Schwarzschild a démontré que toute masse pouvait devenir un trou noir si cette masse était comprimée dans une sphère suffisamment petite – une sphère de rayon R, que nous appelons aujourd’hui le rayon de Schwarzschild. Pour calculer le rayon de Schwarzschild d’un objet quelconque – une planète, une galaxie, voire une pomme – il suffit de connaître la masse à comprimer. Le rayon de Schwarzschild de la Terre est d’environ un pouce, ce qui signifie que vous pourriez comprimer toute la masse de la Terre dans une sphère de la taille d’un ballon de basket et ne pas avoir de trou noir : la lumière émise par cette masse peut encore échapper à l’intense attraction gravitationnelle. En revanche, si vous écrasez la masse de la Terre dans une sphère de la taille d’une balle de ping-pong, elle devient un trou noir.

Pour Schwarzschild, les trous noirs n’étaient qu’une possibilité théorique, et non une réalité physique. Ce n’est que plus tard au vingtième siècle qu’il a été démontré que toute étoile ayant une masse supérieure à vingt fois celle du Soleil finirait par s’effondrer et devenir un trou noir – un nombre bien inférieur au calcul initial de Michell.

Le rayon de Schwarzschild définit-il la  » taille  » d’un trou noir ? La réponse est à la fois oui et non. D’un côté, les théoriciens pensent que toute la « matière » à l’intérieur d’un trou noir s’effondre en une singularité, un point infiniment petit et infiniment dense, bien à l’intérieur de la limite définie par le rayon de Schwarzschild. Si vous pouviez visiter un trou noir, vous ne percevriez pas de limite physique le long de la surface définie par le rayon de Schwarzschild. Cependant, vous vous trouveriez en fait à un endroit très particulier : Vous traverseriez l' »horizon des événements » du trou noir, le point de non-retour duquel rien, pas même la lumière, ne peut s’échapper.

• CONSIGNES DE TRAVAIL
[1] Répondez brièvement à ces questions sur l'extrait :
(a) Quel est, selon l'extrait, le rayon de Schwarzschild de la Terre ?
(b) Quelle masse une étoile doit-elle avoir pour finir par s'effondrer en trou noir ?
(c) Comment l'extrait définit-il une singularité ?
[2] Résumez l'extrait en deux phrases.
[3] Dans l'extrait, recopiez tout le passage allant de "Le rayon de Schwarzschild définit-il" jusqu'à "ne peut s’échapper.", en remplaçant "trou noir" par "astre obscur".
Les entrées ne servent à rien pour ce travail.

• ENTRÉES
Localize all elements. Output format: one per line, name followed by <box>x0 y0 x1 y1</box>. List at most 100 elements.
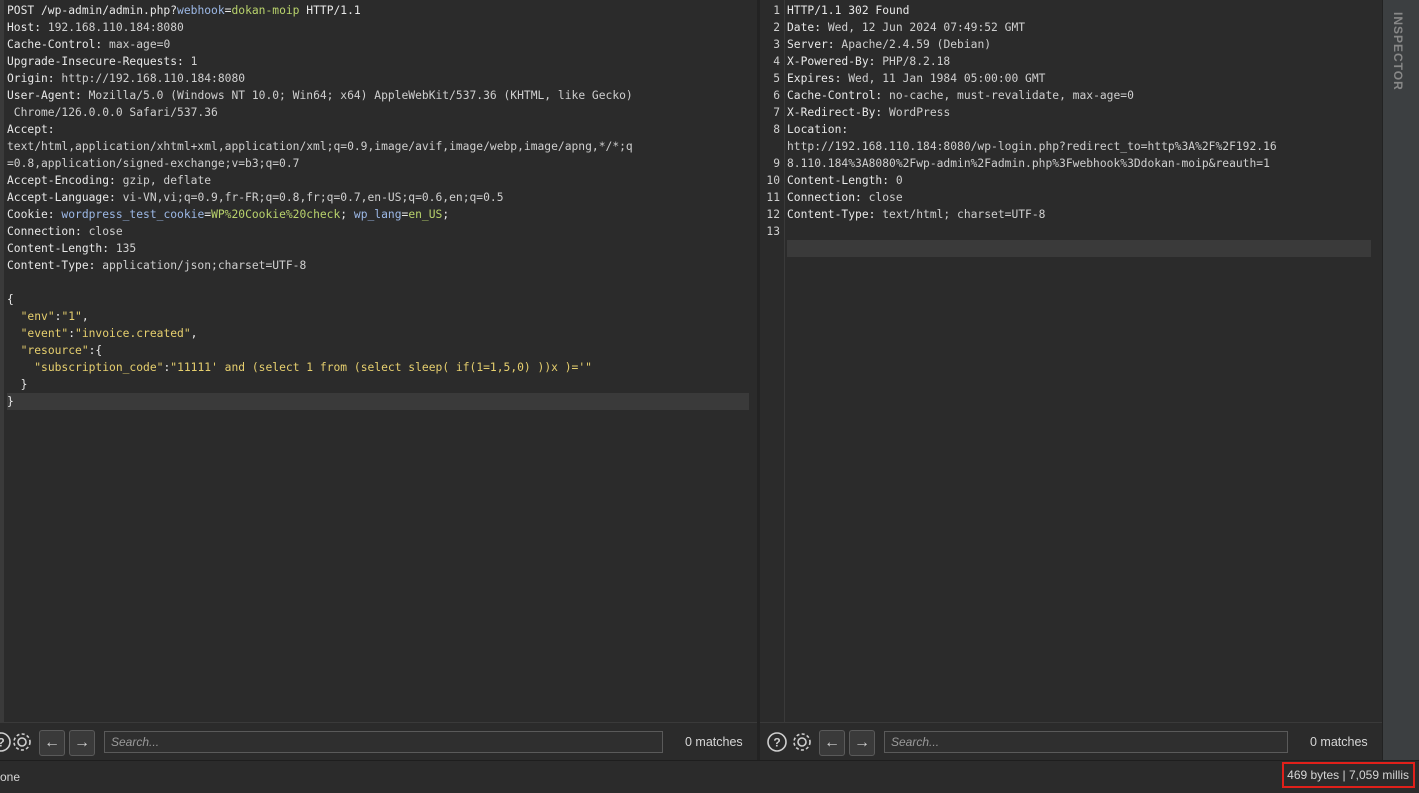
next-match-button[interactable]: → <box>849 730 875 756</box>
response-token: close <box>868 191 903 204</box>
response-token: Apache/2.4.59 (Debian) <box>841 38 992 51</box>
request-token: "subscription_code" <box>34 361 164 374</box>
request-line[interactable]: Accept-Encoding: gzip, deflate <box>7 172 749 189</box>
request-line[interactable]: Origin: http://192.168.110.184:8080 <box>7 70 749 87</box>
previous-match-button[interactable]: ← <box>819 730 845 756</box>
request-token: ; <box>442 208 450 221</box>
gear-icon[interactable] <box>11 731 33 753</box>
response-line[interactable]: Date: Wed, 12 Jun 2024 07:49:52 GMT <box>787 19 1371 36</box>
response-line[interactable]: X-Powered-By: PHP/8.2.18 <box>787 53 1371 70</box>
response-line[interactable]: Connection: close <box>787 189 1371 206</box>
request-line[interactable]: Host: 192.168.110.184:8080 <box>7 19 749 36</box>
response-code[interactable]: HTTP/1.1 302 Found Date: Wed, 12 Jun 2024… <box>787 2 1371 257</box>
request-line[interactable]: "subscription_code":"11111' and (select … <box>7 359 749 376</box>
request-line[interactable]: POST /wp-admin/admin.php?webhook=dokan-m… <box>7 2 749 19</box>
request-line[interactable]: Cookie: wordpress_test_cookie=WP%20Cooki… <box>7 206 749 223</box>
response-token: WordPress <box>889 106 951 119</box>
response-line[interactable] <box>787 240 1371 257</box>
request-token: "1" <box>61 310 82 323</box>
gear-icon[interactable] <box>791 731 813 753</box>
response-token: X-Redirect-By: <box>787 106 890 119</box>
request-search-input[interactable] <box>104 731 663 753</box>
previous-match-button[interactable]: ← <box>39 730 65 756</box>
response-token: Server: <box>787 38 842 51</box>
response-line[interactable]: Content-Type: text/html; charset=UTF-8 <box>787 206 1371 223</box>
request-token: wordpress_test_cookie <box>61 208 205 221</box>
line-number-gutter: 1 2 3 4 5 6 7 8 9 10 11 12 13 <box>760 0 785 722</box>
request-token: gzip, deflate <box>122 174 212 187</box>
request-code[interactable]: POST /wp-admin/admin.php?webhook=dokan-m… <box>7 2 749 410</box>
request-token: "invoice.created" <box>75 327 191 340</box>
request-token: : <box>68 327 76 340</box>
request-line[interactable]: Accept: <box>7 121 749 138</box>
request-token: Accept: <box>7 123 62 136</box>
request-token: Cookie: <box>7 208 62 221</box>
request-token: Origin: <box>7 72 62 85</box>
response-token: http://192.168.110.184:8080/wp-login.php… <box>787 140 1277 153</box>
request-line[interactable]: Connection: close <box>7 223 749 240</box>
line-number: 10 <box>766 174 780 187</box>
request-token: ; <box>340 208 354 221</box>
response-line[interactable]: Content-Length: 0 <box>787 172 1371 189</box>
response-token: Wed, 12 Jun 2024 07:49:52 GMT <box>827 21 1026 34</box>
request-token: , <box>81 310 89 323</box>
request-line[interactable]: } <box>7 376 749 393</box>
inspector-sidebar[interactable]: INSPECTOR <box>1382 0 1419 760</box>
request-line[interactable]: Content-Length: 135 <box>7 240 749 257</box>
response-line[interactable]: HTTP/1.1 302 Found <box>787 2 1371 19</box>
request-token: "event" <box>20 327 69 340</box>
request-line[interactable] <box>7 274 749 291</box>
help-icon[interactable]: ? <box>766 731 788 753</box>
request-line[interactable]: } <box>7 393 749 410</box>
next-match-button[interactable]: → <box>69 730 95 756</box>
response-line[interactable]: Expires: Wed, 11 Jan 1984 05:00:00 GMT <box>787 70 1371 87</box>
request-line[interactable]: Cache-Control: max-age=0 <box>7 36 749 53</box>
response-token: Date: <box>787 21 828 34</box>
request-token: http://192.168.110.184:8080 <box>61 72 246 85</box>
request-token: POST /wp-admin/admin.php? <box>7 4 178 17</box>
response-line[interactable]: Location: <box>787 121 1371 138</box>
request-token <box>7 344 21 357</box>
request-line[interactable]: Upgrade-Insecure-Requests: 1 <box>7 53 749 70</box>
response-editor[interactable]: 1 2 3 4 5 6 7 8 9 10 11 12 13 HTTP/1.1 302 Found Date… <box>760 0 1382 722</box>
request-line[interactable]: "env":"1", <box>7 308 749 325</box>
line-number: 9 <box>773 157 780 170</box>
request-token: Accept-Language: <box>7 191 123 204</box>
response-token: text/html; charset=UTF-8 <box>882 208 1046 221</box>
response-line[interactable]: http://192.168.110.184:8080/wp-login.php… <box>787 138 1371 155</box>
request-token: WP%20Cookie%20check <box>211 208 341 221</box>
request-token: 135 <box>115 242 137 255</box>
request-token: Accept-Encoding: <box>7 174 123 187</box>
response-token: HTTP/1.1 302 Found <box>787 4 910 17</box>
request-line[interactable]: =0.8,application/signed-exchange;v=b3;q=… <box>7 155 749 172</box>
request-line[interactable]: Content-Type: application/json;charset=U… <box>7 257 749 274</box>
request-line[interactable]: Accept-Language: vi-VN,vi;q=0.9,fr-FR;q=… <box>7 189 749 206</box>
request-line[interactable]: "resource":{ <box>7 342 749 359</box>
request-editor[interactable]: POST /wp-admin/admin.php?webhook=dokan-m… <box>0 0 761 722</box>
request-line[interactable]: text/html,application/xhtml+xml,applicat… <box>7 138 749 155</box>
response-line[interactable] <box>787 223 1371 240</box>
request-token: } <box>7 395 14 408</box>
line-number: 5 <box>773 72 780 85</box>
request-line[interactable]: { <box>7 291 749 308</box>
request-token: "resource" <box>20 344 89 357</box>
response-token: X-Powered-By: <box>787 55 883 68</box>
inspector-label[interactable]: INSPECTOR <box>1391 12 1405 91</box>
request-line[interactable]: Chrome/126.0.0.0 Safari/537.36 <box>7 104 749 121</box>
response-match-count: 0 matches <box>1310 735 1368 749</box>
request-token: webhook <box>177 4 225 17</box>
response-token: Content-Type: <box>787 208 883 221</box>
request-line[interactable]: User-Agent: Mozilla/5.0 (Windows NT 10.0… <box>7 87 749 104</box>
request-token: "11111' and (select 1 from (select sleep… <box>170 361 592 374</box>
response-search-input[interactable] <box>884 731 1288 753</box>
request-line[interactable]: "event":"invoice.created", <box>7 325 749 342</box>
response-line[interactable]: Server: Apache/2.4.59 (Debian) <box>787 36 1371 53</box>
response-token: Expires: <box>787 72 849 85</box>
request-token: Upgrade-Insecure-Requests: <box>7 55 191 68</box>
response-line[interactable]: 8.110.184%3A8080%2Fwp-admin%2Fadmin.php%… <box>787 155 1371 172</box>
line-number: 12 <box>766 208 780 221</box>
response-line[interactable]: Cache-Control: no-cache, must-revalidate… <box>787 87 1371 104</box>
response-line[interactable]: X-Redirect-By: WordPress <box>787 104 1371 121</box>
response-token: 0 <box>895 174 903 187</box>
request-token: Cache-Control: <box>7 38 110 51</box>
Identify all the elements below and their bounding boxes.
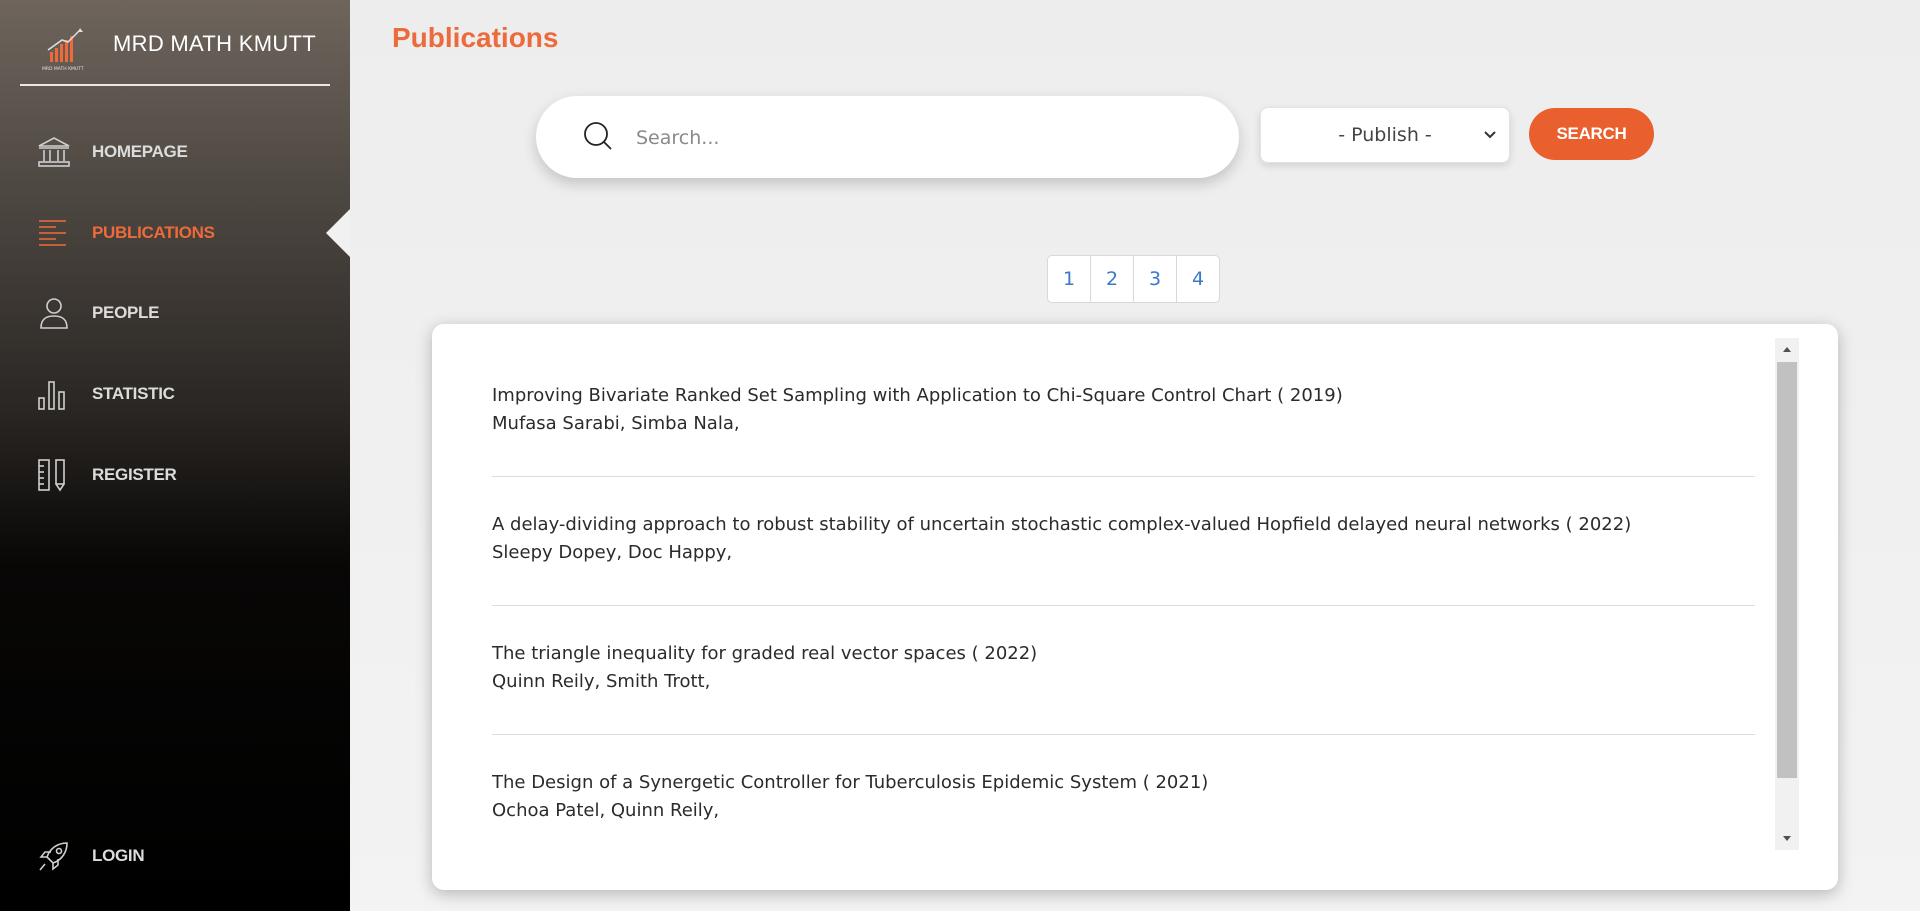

• RÉPONSES PAR TÂCHE
[1]
(a) Il est d'environ un pouce.
(b) Une masse supérieure à vingt fois celle du Soleil.
(c) C'est un point infiniment petit et infiniment dense.

[2] Schwarzschild a démontré que toute masse comprimée dans une sphère de rayon suffisamment petit, le rayon de Schwarzschild, devient un trou noir, et il a été établi plus tard au vingtième siècle que toute étoile de plus de vingt fois la masse du Soleil finirait ainsi par s'effondrer. Ce rayon ne marque aucune limite physique perceptible, puisque la matière s'effondre en une singularité bien à l'intérieur, mais il définit l'horizon des événements, point de non-retour dont rien, pas même la lumière, ne peut s'échapper.

[3]
Le rayon de Schwarzschild définit-il la  » taille  » d’un astre obscur ? La réponse est à la fois oui et non. D’un côté, les théoriciens pensent que toute la « matière » à l’intérieur d’un astre obscur s’effondre en une singularité, un point infiniment petit et infiniment dense, bien à l’intérieur de la limite définie par le rayon de Schwarzschild. Si vous pouviez visiter un astre obscur, vous ne percevriez pas de limite physique le long de la surface définie par le rayon de Schwarzschild. Cependant, vous vous trouveriez en fait à un endroit très particulier : Vous traverseriez l' »horizon des événements » du astre obscur, le point de non-retour duquel rien, pas même la lumière, ne peut s’échapper.